■ **Objective**:
Copy out all of the material, matching it word for word.

■ **Records from a data collection**:
-*-

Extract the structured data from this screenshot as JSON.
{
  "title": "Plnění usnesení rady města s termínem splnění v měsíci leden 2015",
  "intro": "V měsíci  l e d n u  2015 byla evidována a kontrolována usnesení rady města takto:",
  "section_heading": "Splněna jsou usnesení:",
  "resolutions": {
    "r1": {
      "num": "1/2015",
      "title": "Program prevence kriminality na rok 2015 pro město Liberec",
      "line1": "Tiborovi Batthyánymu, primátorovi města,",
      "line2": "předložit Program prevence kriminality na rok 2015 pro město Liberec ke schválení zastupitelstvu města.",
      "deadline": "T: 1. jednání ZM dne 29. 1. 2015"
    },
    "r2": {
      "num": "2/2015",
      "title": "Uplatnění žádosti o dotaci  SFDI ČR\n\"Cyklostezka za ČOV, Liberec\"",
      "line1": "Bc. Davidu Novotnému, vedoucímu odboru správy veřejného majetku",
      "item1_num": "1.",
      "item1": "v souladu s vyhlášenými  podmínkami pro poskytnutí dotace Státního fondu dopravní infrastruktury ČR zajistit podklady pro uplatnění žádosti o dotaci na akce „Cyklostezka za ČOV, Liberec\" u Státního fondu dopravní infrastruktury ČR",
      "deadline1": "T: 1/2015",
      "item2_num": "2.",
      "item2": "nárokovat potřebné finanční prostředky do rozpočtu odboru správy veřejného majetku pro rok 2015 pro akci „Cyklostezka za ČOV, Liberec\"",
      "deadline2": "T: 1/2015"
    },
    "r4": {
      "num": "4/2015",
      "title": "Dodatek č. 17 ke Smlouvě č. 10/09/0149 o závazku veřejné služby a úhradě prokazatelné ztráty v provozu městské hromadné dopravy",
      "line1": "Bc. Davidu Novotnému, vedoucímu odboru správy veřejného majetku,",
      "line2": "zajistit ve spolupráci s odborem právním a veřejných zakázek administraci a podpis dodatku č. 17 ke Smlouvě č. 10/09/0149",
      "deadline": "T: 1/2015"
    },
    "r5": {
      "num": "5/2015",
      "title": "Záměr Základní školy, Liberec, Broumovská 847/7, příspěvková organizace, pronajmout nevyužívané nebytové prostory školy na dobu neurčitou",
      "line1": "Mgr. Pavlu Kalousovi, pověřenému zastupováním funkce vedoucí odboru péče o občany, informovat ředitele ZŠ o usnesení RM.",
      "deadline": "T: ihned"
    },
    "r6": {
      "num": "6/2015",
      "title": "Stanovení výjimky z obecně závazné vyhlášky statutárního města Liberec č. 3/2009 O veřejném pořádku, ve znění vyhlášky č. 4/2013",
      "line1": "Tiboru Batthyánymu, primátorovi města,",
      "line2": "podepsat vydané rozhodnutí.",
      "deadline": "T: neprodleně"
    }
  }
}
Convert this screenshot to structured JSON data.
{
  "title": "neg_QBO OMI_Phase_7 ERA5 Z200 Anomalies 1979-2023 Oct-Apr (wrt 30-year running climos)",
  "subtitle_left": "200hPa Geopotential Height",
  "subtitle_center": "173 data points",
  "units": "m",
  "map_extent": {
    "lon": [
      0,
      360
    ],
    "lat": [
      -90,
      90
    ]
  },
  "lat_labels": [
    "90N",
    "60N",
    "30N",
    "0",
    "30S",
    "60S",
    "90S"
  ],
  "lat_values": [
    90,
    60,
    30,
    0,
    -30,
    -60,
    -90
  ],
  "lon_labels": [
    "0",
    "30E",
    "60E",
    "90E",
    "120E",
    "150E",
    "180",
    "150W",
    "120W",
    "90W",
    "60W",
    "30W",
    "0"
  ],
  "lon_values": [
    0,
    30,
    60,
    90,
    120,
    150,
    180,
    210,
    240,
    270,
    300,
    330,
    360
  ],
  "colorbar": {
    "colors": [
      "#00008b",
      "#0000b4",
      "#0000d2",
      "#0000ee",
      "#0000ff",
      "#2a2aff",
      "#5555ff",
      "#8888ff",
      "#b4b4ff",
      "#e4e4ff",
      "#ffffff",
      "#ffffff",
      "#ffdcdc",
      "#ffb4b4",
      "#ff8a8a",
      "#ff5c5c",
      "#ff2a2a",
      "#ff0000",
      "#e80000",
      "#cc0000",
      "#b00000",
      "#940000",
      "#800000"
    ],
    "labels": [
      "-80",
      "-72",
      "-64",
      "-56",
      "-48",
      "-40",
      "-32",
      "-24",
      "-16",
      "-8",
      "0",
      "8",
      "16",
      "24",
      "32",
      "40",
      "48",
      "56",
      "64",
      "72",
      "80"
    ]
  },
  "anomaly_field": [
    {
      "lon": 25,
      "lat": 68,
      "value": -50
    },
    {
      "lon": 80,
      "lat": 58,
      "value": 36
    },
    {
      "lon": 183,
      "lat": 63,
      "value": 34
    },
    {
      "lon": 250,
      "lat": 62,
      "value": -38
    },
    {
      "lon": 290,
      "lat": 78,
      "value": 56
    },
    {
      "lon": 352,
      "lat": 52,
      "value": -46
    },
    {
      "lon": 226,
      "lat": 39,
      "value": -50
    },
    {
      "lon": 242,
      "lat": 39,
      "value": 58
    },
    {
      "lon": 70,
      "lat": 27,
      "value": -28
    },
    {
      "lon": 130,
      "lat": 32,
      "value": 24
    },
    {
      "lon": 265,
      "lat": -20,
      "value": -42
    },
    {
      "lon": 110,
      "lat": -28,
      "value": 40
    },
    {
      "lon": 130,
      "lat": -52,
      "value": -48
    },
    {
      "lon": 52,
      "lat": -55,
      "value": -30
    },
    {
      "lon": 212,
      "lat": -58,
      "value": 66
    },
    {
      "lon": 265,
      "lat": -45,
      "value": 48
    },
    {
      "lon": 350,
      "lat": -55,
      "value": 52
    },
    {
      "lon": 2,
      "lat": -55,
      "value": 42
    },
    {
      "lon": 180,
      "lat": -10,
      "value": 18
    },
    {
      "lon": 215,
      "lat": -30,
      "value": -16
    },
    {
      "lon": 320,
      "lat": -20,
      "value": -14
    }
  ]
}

-*-

■ **Finished task**:
Extract the structured data from this screenshot as JSON.
{
  "title": "Plnění usnesení rady města s termínem splnění v měsíci leden 2015",
  "intro": "V měsíci  l e d n u  2015 byla evidována a kontrolována usnesení rady města takto:",
  "section_heading": "Splněna jsou usnesení:",
  "resolutions": {
    "r1": {
      "num": "1/2015",
      "title": "Program prevence kriminality na rok 2015 pro město Liberec",
      "line1": "Tiborovi Batthyánymu, primátorovi města,",
      "line2": "předložit Program prevence kriminality na rok 2015 pro město Liberec ke schválení zastupitelstvu města.",
      "deadline": "T: 1. jednání ZM dne 29. 1. 2015"
    },
    "r2": {
      "num": "2/2015",
      "title": "Uplatnění žádosti o dotaci  SFDI ČR\n\"Cyklostezka za ČOV, Liberec\"",
      "line1": "Bc. Davidu Novotnému, vedoucímu odboru správy veřejného majetku",
      "item1_num": "1.",
      "item1": "v souladu s vyhlášenými  podmínkami pro poskytnutí dotace Státního fondu dopravní infrastruktury ČR zajistit podklady pro uplatnění žádosti o dotaci na akce „Cyklostezka za ČOV, Liberec\" u Státního fondu dopravní infrastruktury ČR",
      "deadline1": "T: 1/2015",
      "item2_num": "2.",
      "item2": "nárokovat potřebné finanční prostředky do rozpočtu odboru správy veřejného majetku pro rok 2015 pro akci „Cyklostezka za ČOV, Liberec\"",
      "deadline2": "T: 1/2015"
    },
    "r4": {
      "num": "4/2015",
      "title": "Dodatek č. 17 ke Smlouvě č. 10/09/0149 o závazku veřejné služby a úhradě prokazatelné ztráty v provozu městské hromadné dopravy",
      "line1": "Bc. Davidu Novotnému, vedoucímu odboru správy veřejného majetku,",
      "line2": "zajistit ve spolupráci s odborem právním a veřejných zakázek administraci a podpis dodatku č. 17 ke Smlouvě č. 10/09/0149",
      "deadline": "T: 1/2015"
    },
    "r5": {
      "num": "5/2015",
      "title": "Záměr Základní školy, Liberec, Broumovská 847/7, příspěvková organizace, pronajmout nevyužívané nebytové prostory školy na dobu neurčitou",
      "line1": "Mgr. Pavlu Kalousovi, pověřenému zastupováním funkce vedoucí odboru péče o občany, informovat ředitele ZŠ o usnesení RM.",
      "deadline": "T: ihned"
    },
    "r6": {
      "num": "6/2015",
      "title": "Stanovení výjimky z obecně závazné vyhlášky statutárního města Liberec č. 3/2009 O veřejném pořádku, ve znění vyhlášky č. 4/2013",
      "line1": "Tiboru Batthyánymu, primátorovi města,",
      "line2": "podepsat vydané rozhodnutí.",
      "deadline": "T: neprodleně"
    }
  }
}
Convert this screenshot to structured JSON data.
{
  "title": "neg_QBO OMI_Phase_7 ERA5 Z200 Anomalies 1979-2023 Oct-Apr (wrt 30-year running climos)",
  "subtitle_left": "200hPa Geopotential Height",
  "subtitle_center": "173 data points",
  "units": "m",
  "map_extent": {
    "lon": [
      0,
      360
    ],
    "lat": [
      -90,
      90
    ]
  },
  "lat_labels": [
    "90N",
    "60N",
    "30N",
    "0",
    "30S",
    "60S",
    "90S"
  ],
  "lat_values": [
    90,
    60,
    30,
    0,
    -30,
    -60,
    -90
  ],
  "lon_labels": [
    "0",
    "30E",
    "60E",
    "90E",
    "120E",
    "150E",
    "180",
    "150W",
    "120W",
    "90W",
    "60W",
    "30W",
    "0"
  ],
  "lon_values": [
    0,
    30,
    60,
    90,
    120,
    150,
    180,
    210,
    240,
    270,
    300,
    330,
    360
  ],
  "colorbar": {
    "colors": [
      "#00008b",
      "#0000b4",
      "#0000d2",
      "#0000ee",
      "#0000ff",
      "#2a2aff",
      "#5555ff",
      "#8888ff",
      "#b4b4ff",
      "#e4e4ff",
      "#ffffff",
      "#ffffff",
      "#ffdcdc",
      "#ffb4b4",
      "#ff8a8a",
      "#ff5c5c",
      "#ff2a2a",
      "#ff0000",
      "#e80000",
      "#cc0000",
      "#b00000",
      "#940000",
      "#800000"
    ],
    "labels": [
      "-80",
      "-72",
      "-64",
      "-56",
      "-48",
      "-40",
      "-32",
      "-24",
      "-16",
      "-8",
      "0",
      "8",
      "16",
      "24",
      "32",
      "40",
      "48",
      "56",
      "64",
      "72",
      "80"
    ]
  },
  "anomaly_field": [
    {
      "lon": 25,
      "lat": 68,
      "value": -50
    },
    {
      "lon": 80,
      "lat": 58,
      "value": 36
    },
    {
      "lon": 183,
      "lat": 63,
      "value": 34
    },
    {
      "lon": 250,
      "lat": 62,
      "value": -38
    },
    {
      "lon": 290,
      "lat": 78,
      "value": 56
    },
    {
      "lon": 352,
      "lat": 52,
      "value": -46
    },
    {
      "lon": 226,
      "lat": 39,
      "value": -50
    },
    {
      "lon": 242,
      "lat": 39,
      "value": 58
    },
    {
      "lon": 70,
      "lat": 27,
      "value": -28
    },
    {
      "lon": 130,
      "lat": 32,
      "value": 24
    },
    {
      "lon": 265,
      "lat": -20,
      "value": -42
    },
    {
      "lon": 110,
      "lat": -28,
      "value": 40
    },
    {
      "lon": 130,
      "lat": -52,
      "value": -48
    },
    {
      "lon": 52,
      "lat": -55,
      "value": -30
    },
    {
      "lon": 212,
      "lat": -58,
      "value": 66
    },
    {
      "lon": 265,
      "lat": -45,
      "value": 48
    },
    {
      "lon": 350,
      "lat": -55,
      "value": 52
    },
    {
      "lon": 2,
      "lat": -55,
      "value": 42
    },
    {
      "lon": 180,
      "lat": -10,
      "value": 18
    },
    {
      "lon": 215,
      "lat": -30,
      "value": -16
    },
    {
      "lon": 320,
      "lat": -20,
      "value": -14
    }
  ]
}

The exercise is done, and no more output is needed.